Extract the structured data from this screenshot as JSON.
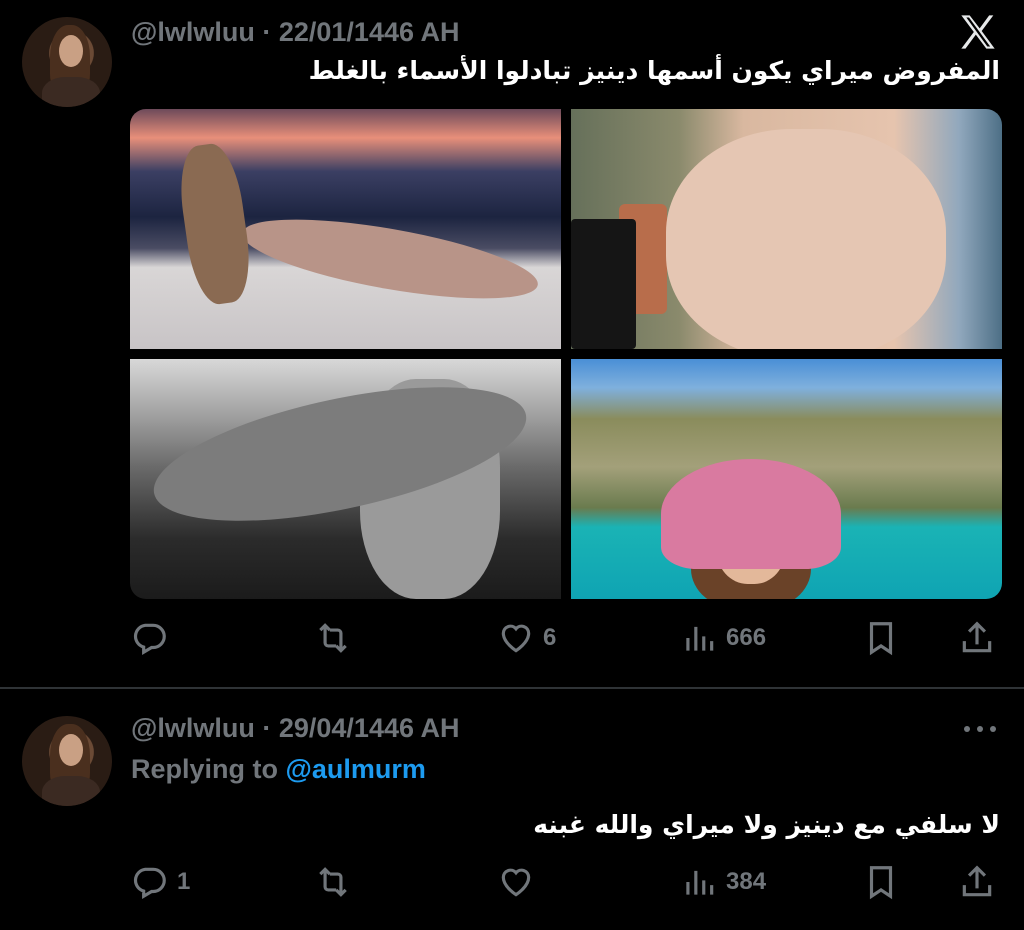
{
  "tweets": [
    {
      "handle": "@lwlwluu",
      "separator": "·",
      "date": "22/01/1446 AH",
      "text": "المفروض ميراي يكون أسمها دينيز تبادلوا الأسماء بالغلط",
      "logo_icon": "x-logo-icon",
      "media": [
        "photo-1",
        "photo-2",
        "photo-3",
        "photo-4"
      ],
      "actions": {
        "reply": {
          "icon": "reply-icon",
          "count": ""
        },
        "retweet": {
          "icon": "retweet-icon",
          "count": ""
        },
        "like": {
          "icon": "heart-icon",
          "count": "6"
        },
        "views": {
          "icon": "views-icon",
          "count": "666"
        },
        "bookmark": {
          "icon": "bookmark-icon"
        },
        "share": {
          "icon": "share-icon"
        }
      }
    },
    {
      "handle": "@lwlwluu",
      "separator": "·",
      "date": "29/04/1446 AH",
      "replying_prefix": "Replying to",
      "replying_to": "@aulmurm",
      "text": "لا سلفي مع دينيز ولا ميراي والله غبنه",
      "more_icon": "more-icon",
      "actions": {
        "reply": {
          "icon": "reply-icon",
          "count": "1"
        },
        "retweet": {
          "icon": "retweet-icon",
          "count": ""
        },
        "like": {
          "icon": "heart-icon",
          "count": ""
        },
        "views": {
          "icon": "views-icon",
          "count": "384"
        },
        "bookmark": {
          "icon": "bookmark-icon"
        },
        "share": {
          "icon": "share-icon"
        }
      }
    }
  ],
  "colors": {
    "background": "#000000",
    "text": "#ffffff",
    "muted": "#71767b",
    "link": "#1d9bf0",
    "divider": "#2f3336"
  }
}
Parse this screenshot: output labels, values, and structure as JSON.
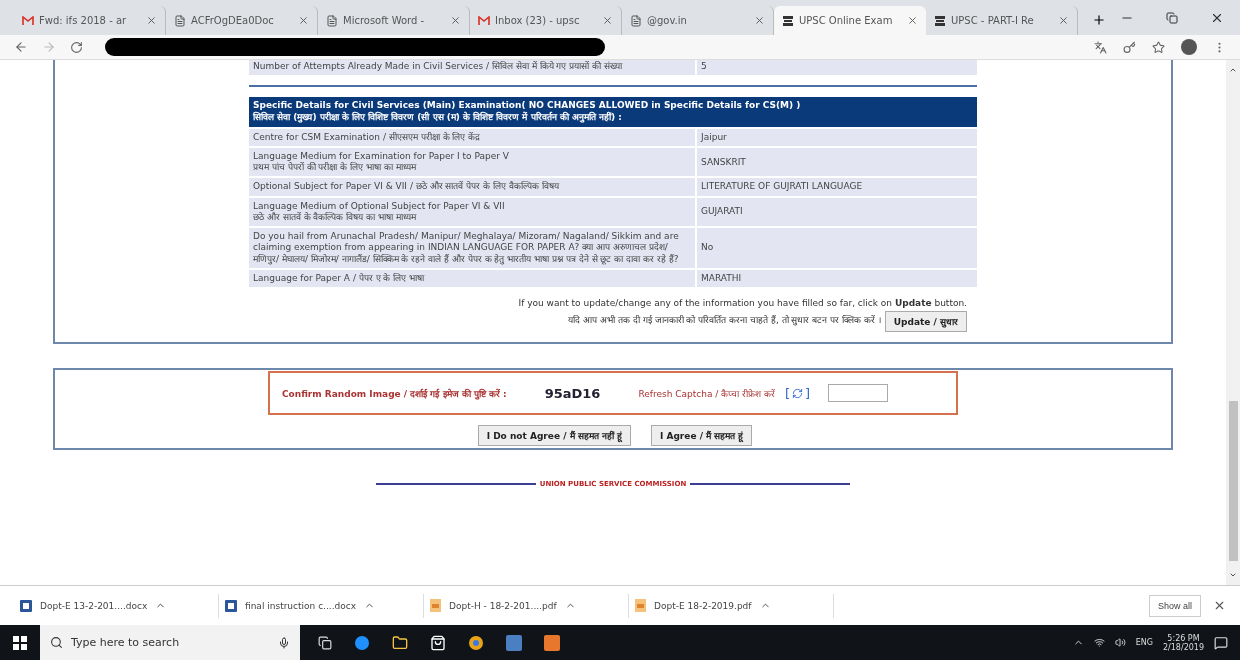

══════════════════════════════

YOUR INSTRUCTIONS:
Work through the records line by line and tally those holding "JSON". Reply with the number alone.

EXERCISE RESULT:
2